• _Directions for this task_
Reproduce the following data line for line, with no changes.

• _Rows_
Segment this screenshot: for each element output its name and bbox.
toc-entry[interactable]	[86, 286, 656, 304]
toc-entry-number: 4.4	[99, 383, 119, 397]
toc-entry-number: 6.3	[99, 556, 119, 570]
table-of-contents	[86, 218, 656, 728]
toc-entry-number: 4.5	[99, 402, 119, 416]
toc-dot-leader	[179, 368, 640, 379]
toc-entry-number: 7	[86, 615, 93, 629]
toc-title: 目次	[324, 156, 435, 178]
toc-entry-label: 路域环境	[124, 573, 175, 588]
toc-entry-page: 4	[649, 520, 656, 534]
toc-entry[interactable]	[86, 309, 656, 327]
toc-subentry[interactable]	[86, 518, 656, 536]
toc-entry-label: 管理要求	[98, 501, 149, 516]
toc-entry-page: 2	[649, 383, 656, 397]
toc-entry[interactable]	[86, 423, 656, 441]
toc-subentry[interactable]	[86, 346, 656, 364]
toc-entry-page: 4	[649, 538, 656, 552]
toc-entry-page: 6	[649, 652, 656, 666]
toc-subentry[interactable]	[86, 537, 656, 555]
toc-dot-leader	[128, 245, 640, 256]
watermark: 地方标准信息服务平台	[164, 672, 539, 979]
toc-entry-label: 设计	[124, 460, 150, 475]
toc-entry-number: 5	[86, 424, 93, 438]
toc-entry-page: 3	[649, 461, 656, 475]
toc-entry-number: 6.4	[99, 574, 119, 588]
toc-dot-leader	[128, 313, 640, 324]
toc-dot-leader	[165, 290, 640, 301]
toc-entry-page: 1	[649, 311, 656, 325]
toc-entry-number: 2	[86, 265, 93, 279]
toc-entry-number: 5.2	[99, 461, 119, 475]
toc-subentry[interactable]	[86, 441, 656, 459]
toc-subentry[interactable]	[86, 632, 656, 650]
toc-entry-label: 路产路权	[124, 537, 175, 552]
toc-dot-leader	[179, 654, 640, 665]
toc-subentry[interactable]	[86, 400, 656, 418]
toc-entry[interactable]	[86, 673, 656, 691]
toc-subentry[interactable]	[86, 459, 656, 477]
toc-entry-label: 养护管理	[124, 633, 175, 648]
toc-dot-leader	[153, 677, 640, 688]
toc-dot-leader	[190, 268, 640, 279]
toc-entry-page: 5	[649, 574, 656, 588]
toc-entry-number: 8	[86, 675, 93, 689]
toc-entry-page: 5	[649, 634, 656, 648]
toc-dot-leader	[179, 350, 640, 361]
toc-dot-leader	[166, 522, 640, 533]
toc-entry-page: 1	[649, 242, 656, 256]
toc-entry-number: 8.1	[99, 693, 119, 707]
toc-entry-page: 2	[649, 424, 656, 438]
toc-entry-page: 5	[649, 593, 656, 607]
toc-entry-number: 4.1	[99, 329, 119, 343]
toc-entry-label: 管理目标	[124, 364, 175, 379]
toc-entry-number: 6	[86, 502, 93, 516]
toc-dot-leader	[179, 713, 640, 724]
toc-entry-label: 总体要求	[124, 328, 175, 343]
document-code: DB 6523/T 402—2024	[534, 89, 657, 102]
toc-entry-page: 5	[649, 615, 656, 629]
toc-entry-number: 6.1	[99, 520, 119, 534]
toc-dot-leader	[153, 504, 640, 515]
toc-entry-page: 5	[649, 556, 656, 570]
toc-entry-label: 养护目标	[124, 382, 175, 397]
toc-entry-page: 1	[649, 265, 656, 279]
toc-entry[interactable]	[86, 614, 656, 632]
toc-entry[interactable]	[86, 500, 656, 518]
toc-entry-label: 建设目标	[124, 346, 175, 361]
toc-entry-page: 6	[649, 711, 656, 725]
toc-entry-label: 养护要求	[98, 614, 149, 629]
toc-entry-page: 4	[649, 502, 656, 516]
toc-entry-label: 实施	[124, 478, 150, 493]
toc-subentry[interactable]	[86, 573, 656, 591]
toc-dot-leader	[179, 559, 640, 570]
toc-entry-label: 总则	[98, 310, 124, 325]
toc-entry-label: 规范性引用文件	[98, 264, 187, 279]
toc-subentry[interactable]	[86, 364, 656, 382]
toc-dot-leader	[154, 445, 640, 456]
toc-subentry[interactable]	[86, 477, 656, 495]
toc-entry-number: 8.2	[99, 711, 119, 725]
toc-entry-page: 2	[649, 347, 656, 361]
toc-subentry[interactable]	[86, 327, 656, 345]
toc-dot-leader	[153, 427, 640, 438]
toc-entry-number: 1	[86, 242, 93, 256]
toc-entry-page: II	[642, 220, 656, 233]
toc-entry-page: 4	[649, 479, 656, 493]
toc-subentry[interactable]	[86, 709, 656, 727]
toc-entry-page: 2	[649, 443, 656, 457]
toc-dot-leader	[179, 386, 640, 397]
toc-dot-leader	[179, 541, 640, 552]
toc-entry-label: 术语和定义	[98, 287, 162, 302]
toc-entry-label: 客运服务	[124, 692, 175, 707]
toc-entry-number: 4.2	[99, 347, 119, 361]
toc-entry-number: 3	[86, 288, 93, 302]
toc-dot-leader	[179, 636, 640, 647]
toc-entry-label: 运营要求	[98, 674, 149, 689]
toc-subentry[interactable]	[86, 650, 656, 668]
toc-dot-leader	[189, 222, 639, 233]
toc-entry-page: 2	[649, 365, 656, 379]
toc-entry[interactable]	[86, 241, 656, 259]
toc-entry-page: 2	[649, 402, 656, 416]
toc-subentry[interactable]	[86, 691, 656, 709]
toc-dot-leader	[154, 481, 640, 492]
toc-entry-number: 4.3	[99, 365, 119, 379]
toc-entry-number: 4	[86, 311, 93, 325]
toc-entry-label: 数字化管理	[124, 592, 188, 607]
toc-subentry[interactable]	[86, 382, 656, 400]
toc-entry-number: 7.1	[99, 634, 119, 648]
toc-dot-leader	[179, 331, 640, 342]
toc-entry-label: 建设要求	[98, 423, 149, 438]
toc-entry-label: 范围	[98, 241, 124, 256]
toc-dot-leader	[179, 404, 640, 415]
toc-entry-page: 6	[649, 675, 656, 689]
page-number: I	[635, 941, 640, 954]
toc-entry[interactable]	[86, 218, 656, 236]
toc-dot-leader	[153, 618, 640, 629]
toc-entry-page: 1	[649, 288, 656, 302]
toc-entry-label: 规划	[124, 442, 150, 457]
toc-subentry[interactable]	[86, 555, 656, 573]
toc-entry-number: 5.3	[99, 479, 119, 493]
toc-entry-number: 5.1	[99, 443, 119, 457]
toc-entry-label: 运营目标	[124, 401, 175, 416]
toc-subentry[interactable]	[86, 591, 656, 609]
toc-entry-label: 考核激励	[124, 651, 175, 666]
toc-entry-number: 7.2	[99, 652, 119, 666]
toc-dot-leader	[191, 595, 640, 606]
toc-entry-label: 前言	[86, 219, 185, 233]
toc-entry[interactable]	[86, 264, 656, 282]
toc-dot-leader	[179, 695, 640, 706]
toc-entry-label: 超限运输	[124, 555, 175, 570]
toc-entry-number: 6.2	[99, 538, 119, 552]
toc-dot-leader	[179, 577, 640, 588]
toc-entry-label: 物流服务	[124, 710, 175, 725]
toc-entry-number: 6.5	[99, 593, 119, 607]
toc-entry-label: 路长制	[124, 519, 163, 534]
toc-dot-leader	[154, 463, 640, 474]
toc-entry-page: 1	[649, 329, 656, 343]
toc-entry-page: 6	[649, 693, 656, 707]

• _Task result_
Segment this screenshot: for each element output its name and bbox.
toc-entry[interactable]	[86, 286, 656, 304]
toc-entry-number: 4.4	[99, 383, 119, 397]
toc-entry-number: 6.3	[99, 556, 119, 570]
table-of-contents	[86, 218, 656, 728]
toc-entry-number: 4.5	[99, 402, 119, 416]
toc-dot-leader	[179, 368, 640, 379]
toc-entry-number: 7	[86, 615, 93, 629]
toc-title: 目次	[324, 156, 435, 178]
toc-entry-label: 路域环境	[124, 573, 175, 588]
toc-entry-page: 4	[649, 520, 656, 534]
toc-entry[interactable]	[86, 309, 656, 327]
toc-subentry[interactable]	[86, 518, 656, 536]
toc-entry-label: 管理要求	[98, 501, 149, 516]
toc-entry-page: 2	[649, 383, 656, 397]
toc-entry[interactable]	[86, 423, 656, 441]
toc-subentry[interactable]	[86, 346, 656, 364]
toc-entry-page: 4	[649, 538, 656, 552]
toc-entry-page: 6	[649, 652, 656, 666]
toc-subentry[interactable]	[86, 537, 656, 555]
toc-dot-leader	[128, 245, 640, 256]
watermark: 地方标准信息服务平台	[164, 672, 539, 979]
toc-entry-label: 设计	[124, 460, 150, 475]
toc-entry-number: 5	[86, 424, 93, 438]
toc-entry-page: 3	[649, 461, 656, 475]
toc-entry-number: 6.4	[99, 574, 119, 588]
toc-dot-leader	[128, 313, 640, 324]
toc-dot-leader	[165, 290, 640, 301]
toc-entry-page: 1	[649, 311, 656, 325]
toc-entry-number: 2	[86, 265, 93, 279]
toc-entry-number: 5.2	[99, 461, 119, 475]
toc-subentry[interactable]	[86, 441, 656, 459]
toc-subentry[interactable]	[86, 632, 656, 650]
toc-entry-label: 路产路权	[124, 537, 175, 552]
toc-dot-leader	[179, 654, 640, 665]
toc-subentry[interactable]	[86, 400, 656, 418]
toc-entry[interactable]	[86, 673, 656, 691]
toc-subentry[interactable]	[86, 459, 656, 477]
toc-entry-label: 养护管理	[124, 633, 175, 648]
toc-dot-leader	[153, 677, 640, 688]
toc-dot-leader	[190, 268, 640, 279]
toc-entry-page: 5	[649, 574, 656, 588]
toc-entry-number: 8	[86, 675, 93, 689]
toc-entry-page: 5	[649, 634, 656, 648]
toc-dot-leader	[179, 350, 640, 361]
toc-dot-leader	[166, 522, 640, 533]
toc-entry-page: 1	[649, 242, 656, 256]
toc-entry-number: 8.1	[99, 693, 119, 707]
toc-entry-page: 2	[649, 424, 656, 438]
toc-entry-page: 5	[649, 593, 656, 607]
toc-entry-number: 4.1	[99, 329, 119, 343]
toc-entry-label: 管理目标	[124, 364, 175, 379]
toc-entry-number: 6	[86, 502, 93, 516]
toc-dot-leader	[179, 713, 640, 724]
toc-entry-label: 总体要求	[124, 328, 175, 343]
document-code: DB 6523/T 402—2024	[534, 89, 657, 102]
toc-entry-page: 5	[649, 615, 656, 629]
toc-entry-number: 6.1	[99, 520, 119, 534]
toc-dot-leader	[153, 504, 640, 515]
toc-entry-page: 5	[649, 556, 656, 570]
toc-entry-label: 养护目标	[124, 382, 175, 397]
toc-entry-page: 1	[649, 265, 656, 279]
toc-entry[interactable]	[86, 614, 656, 632]
toc-entry[interactable]	[86, 500, 656, 518]
toc-entry-label: 建设目标	[124, 346, 175, 361]
toc-entry-page: 6	[649, 711, 656, 725]
toc-entry-label: 养护要求	[98, 614, 149, 629]
toc-entry-page: 4	[649, 502, 656, 516]
toc-entry-label: 实施	[124, 478, 150, 493]
toc-subentry[interactable]	[86, 573, 656, 591]
toc-dot-leader	[179, 559, 640, 570]
toc-entry-label: 总则	[98, 310, 124, 325]
toc-entry-label: 规范性引用文件	[98, 264, 187, 279]
toc-subentry[interactable]	[86, 364, 656, 382]
toc-dot-leader	[154, 445, 640, 456]
toc-subentry[interactable]	[86, 477, 656, 495]
toc-entry-number: 8.2	[99, 711, 119, 725]
toc-entry-page: 2	[649, 347, 656, 361]
toc-subentry[interactable]	[86, 327, 656, 345]
toc-dot-leader	[153, 427, 640, 438]
toc-entry-number: 1	[86, 242, 93, 256]
toc-entry-page: II	[642, 220, 656, 233]
toc-entry-page: 4	[649, 479, 656, 493]
toc-subentry[interactable]	[86, 709, 656, 727]
toc-entry-page: 2	[649, 443, 656, 457]
toc-dot-leader	[179, 386, 640, 397]
toc-dot-leader	[179, 541, 640, 552]
toc-entry-label: 术语和定义	[98, 287, 162, 302]
toc-entry-label: 客运服务	[124, 692, 175, 707]
toc-entry-number: 4.2	[99, 347, 119, 361]
toc-entry-number: 3	[86, 288, 93, 302]
toc-dot-leader	[179, 636, 640, 647]
toc-entry-label: 运营要求	[98, 674, 149, 689]
toc-subentry[interactable]	[86, 650, 656, 668]
toc-dot-leader	[189, 222, 639, 233]
toc-entry-page: 2	[649, 365, 656, 379]
toc-entry[interactable]	[86, 241, 656, 259]
toc-entry-page: 2	[649, 402, 656, 416]
toc-subentry[interactable]	[86, 691, 656, 709]
toc-dot-leader	[154, 481, 640, 492]
toc-entry-number: 4.3	[99, 365, 119, 379]
toc-entry-number: 4	[86, 311, 93, 325]
toc-entry-label: 数字化管理	[124, 592, 188, 607]
toc-subentry[interactable]	[86, 382, 656, 400]
toc-entry-number: 7.1	[99, 634, 119, 648]
toc-dot-leader	[179, 331, 640, 342]
toc-entry-label: 建设要求	[98, 423, 149, 438]
toc-entry-label: 范围	[98, 241, 124, 256]
toc-dot-leader	[179, 404, 640, 415]
toc-entry-page: 6	[649, 675, 656, 689]
page-number: I	[635, 941, 640, 954]
toc-entry[interactable]	[86, 218, 656, 236]
toc-dot-leader	[153, 618, 640, 629]
toc-entry-page: 1	[649, 288, 656, 302]
toc-entry-label: 规划	[124, 442, 150, 457]
toc-subentry[interactable]	[86, 555, 656, 573]
toc-entry-number: 5.3	[99, 479, 119, 493]
toc-entry-number: 5.1	[99, 443, 119, 457]
toc-entry-label: 运营目标	[124, 401, 175, 416]
toc-subentry[interactable]	[86, 591, 656, 609]
toc-entry-label: 考核激励	[124, 651, 175, 666]
toc-entry-number: 7.2	[99, 652, 119, 666]
toc-dot-leader	[191, 595, 640, 606]
toc-entry-label: 前言	[86, 219, 185, 233]
toc-entry[interactable]	[86, 264, 656, 282]
toc-dot-leader	[179, 695, 640, 706]
toc-entry-label: 超限运输	[124, 555, 175, 570]
toc-entry-number: 6.2	[99, 538, 119, 552]
toc-dot-leader	[179, 577, 640, 588]
toc-entry-label: 物流服务	[124, 710, 175, 725]
toc-entry-number: 6.5	[99, 593, 119, 607]
toc-entry-label: 路长制	[124, 519, 163, 534]
toc-dot-leader	[154, 463, 640, 474]
toc-entry-page: 1	[649, 329, 656, 343]
toc-entry-page: 6	[649, 693, 656, 707]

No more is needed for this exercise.